[Element data from apps and pages]

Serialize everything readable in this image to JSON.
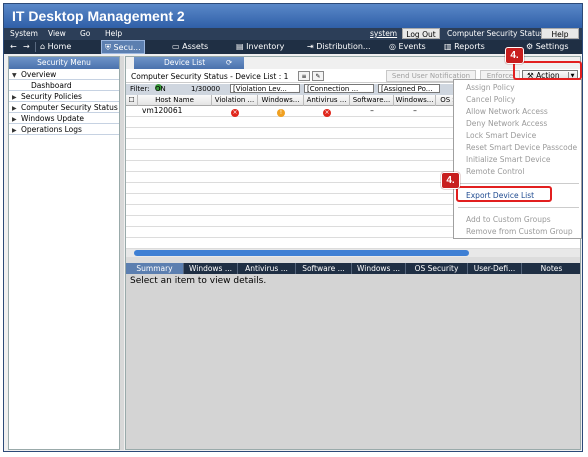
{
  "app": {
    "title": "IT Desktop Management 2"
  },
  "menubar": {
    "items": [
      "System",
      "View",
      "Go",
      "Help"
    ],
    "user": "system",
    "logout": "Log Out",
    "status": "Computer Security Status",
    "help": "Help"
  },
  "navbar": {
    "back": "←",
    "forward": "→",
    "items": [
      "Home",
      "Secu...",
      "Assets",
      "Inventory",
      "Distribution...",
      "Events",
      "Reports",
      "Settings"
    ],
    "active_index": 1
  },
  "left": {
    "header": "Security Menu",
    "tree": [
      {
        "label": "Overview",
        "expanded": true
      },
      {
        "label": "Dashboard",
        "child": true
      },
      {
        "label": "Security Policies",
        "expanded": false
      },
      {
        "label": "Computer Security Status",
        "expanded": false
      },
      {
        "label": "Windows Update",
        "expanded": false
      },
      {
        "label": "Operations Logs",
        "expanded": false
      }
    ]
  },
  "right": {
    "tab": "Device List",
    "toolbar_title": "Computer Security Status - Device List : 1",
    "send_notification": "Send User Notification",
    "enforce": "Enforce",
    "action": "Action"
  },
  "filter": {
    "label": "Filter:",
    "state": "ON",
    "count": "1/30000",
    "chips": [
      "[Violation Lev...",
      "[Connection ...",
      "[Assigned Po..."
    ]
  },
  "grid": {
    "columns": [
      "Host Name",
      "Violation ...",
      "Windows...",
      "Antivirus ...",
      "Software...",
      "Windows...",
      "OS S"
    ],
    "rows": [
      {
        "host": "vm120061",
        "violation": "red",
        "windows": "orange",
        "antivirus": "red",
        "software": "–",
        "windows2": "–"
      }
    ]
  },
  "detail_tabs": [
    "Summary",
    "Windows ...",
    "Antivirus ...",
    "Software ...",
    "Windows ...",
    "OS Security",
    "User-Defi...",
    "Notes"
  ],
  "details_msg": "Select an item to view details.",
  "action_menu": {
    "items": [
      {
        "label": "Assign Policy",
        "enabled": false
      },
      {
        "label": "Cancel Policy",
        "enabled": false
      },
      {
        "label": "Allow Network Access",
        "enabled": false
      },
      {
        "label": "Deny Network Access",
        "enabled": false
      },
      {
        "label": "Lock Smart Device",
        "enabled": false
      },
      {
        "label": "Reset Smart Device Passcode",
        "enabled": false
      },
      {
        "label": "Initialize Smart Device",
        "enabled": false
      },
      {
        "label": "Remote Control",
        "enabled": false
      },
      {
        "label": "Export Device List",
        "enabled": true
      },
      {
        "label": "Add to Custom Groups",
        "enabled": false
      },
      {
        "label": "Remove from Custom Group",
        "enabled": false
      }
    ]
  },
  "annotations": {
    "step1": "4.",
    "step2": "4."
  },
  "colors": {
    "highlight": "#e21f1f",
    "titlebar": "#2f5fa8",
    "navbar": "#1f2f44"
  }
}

==

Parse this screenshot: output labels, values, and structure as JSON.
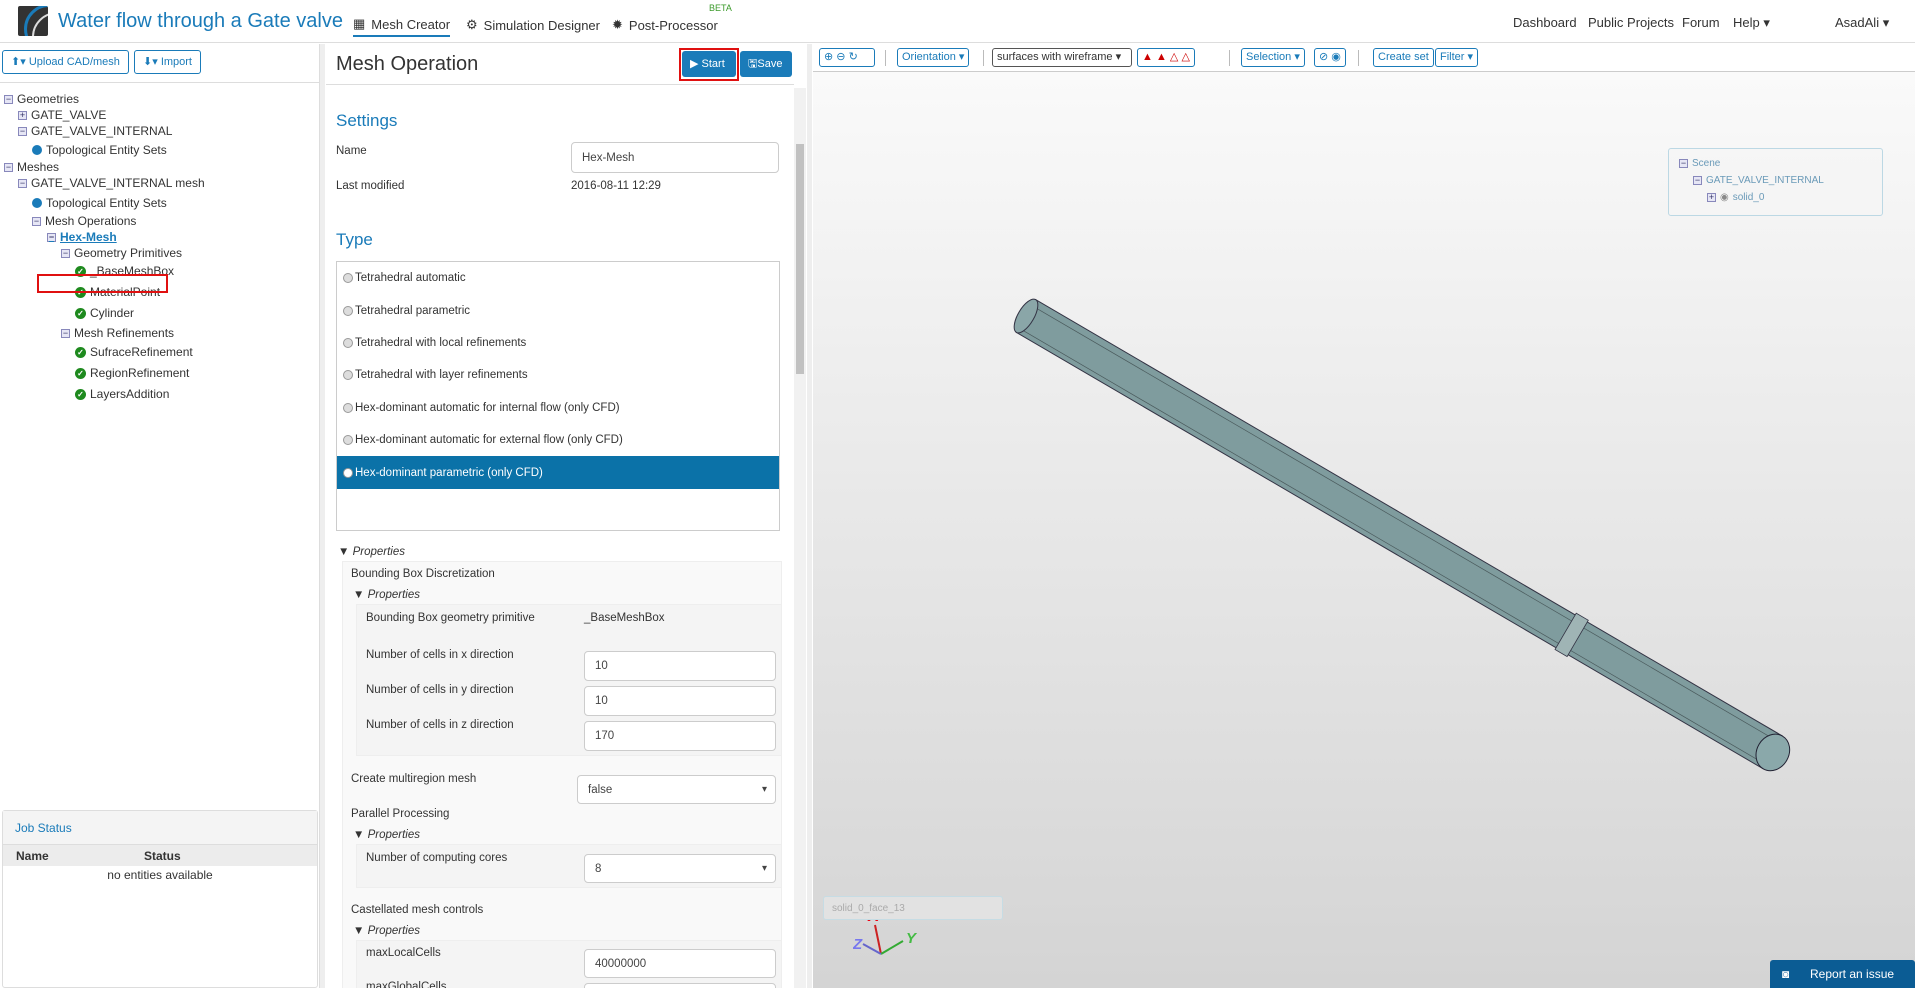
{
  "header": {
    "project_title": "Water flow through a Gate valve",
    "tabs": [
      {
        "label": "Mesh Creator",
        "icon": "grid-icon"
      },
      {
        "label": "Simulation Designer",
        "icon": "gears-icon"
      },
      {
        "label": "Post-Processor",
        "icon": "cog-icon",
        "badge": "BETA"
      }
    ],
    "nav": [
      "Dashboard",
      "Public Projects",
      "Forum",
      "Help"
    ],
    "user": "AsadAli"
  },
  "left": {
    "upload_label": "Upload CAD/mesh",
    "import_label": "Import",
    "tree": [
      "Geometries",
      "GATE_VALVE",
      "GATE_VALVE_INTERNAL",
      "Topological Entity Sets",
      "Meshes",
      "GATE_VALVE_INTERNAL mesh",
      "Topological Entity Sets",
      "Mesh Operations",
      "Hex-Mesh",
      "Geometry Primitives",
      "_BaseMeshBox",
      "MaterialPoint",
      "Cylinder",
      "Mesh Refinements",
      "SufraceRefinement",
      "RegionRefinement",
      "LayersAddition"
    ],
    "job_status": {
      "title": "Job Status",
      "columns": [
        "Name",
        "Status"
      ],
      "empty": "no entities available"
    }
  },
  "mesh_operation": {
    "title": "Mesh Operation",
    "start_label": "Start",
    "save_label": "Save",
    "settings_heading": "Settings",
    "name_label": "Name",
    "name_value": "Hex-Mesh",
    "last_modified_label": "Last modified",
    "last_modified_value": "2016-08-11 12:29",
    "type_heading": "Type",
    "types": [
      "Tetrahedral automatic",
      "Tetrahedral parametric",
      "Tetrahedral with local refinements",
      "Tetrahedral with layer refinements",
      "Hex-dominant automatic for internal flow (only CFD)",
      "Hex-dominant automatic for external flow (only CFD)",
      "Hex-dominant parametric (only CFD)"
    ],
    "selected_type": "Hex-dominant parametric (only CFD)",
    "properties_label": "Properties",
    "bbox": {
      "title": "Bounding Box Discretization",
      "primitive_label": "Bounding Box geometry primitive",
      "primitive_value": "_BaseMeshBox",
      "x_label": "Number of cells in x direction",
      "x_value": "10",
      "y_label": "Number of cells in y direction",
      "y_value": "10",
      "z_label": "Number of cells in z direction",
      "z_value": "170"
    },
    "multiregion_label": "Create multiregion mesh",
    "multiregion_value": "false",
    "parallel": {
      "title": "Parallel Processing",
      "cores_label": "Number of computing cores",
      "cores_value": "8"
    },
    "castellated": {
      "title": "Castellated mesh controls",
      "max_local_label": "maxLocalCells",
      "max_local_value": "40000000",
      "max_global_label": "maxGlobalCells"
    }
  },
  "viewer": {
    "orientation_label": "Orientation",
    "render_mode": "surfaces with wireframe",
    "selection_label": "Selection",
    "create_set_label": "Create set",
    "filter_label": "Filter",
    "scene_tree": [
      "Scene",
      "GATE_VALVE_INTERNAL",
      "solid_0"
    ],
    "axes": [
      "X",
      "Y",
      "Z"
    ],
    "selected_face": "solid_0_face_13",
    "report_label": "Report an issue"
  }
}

Work task:
Looking at the entries, work out how many lines include the word "flow" and give the number by itself.

Completed exercise:
3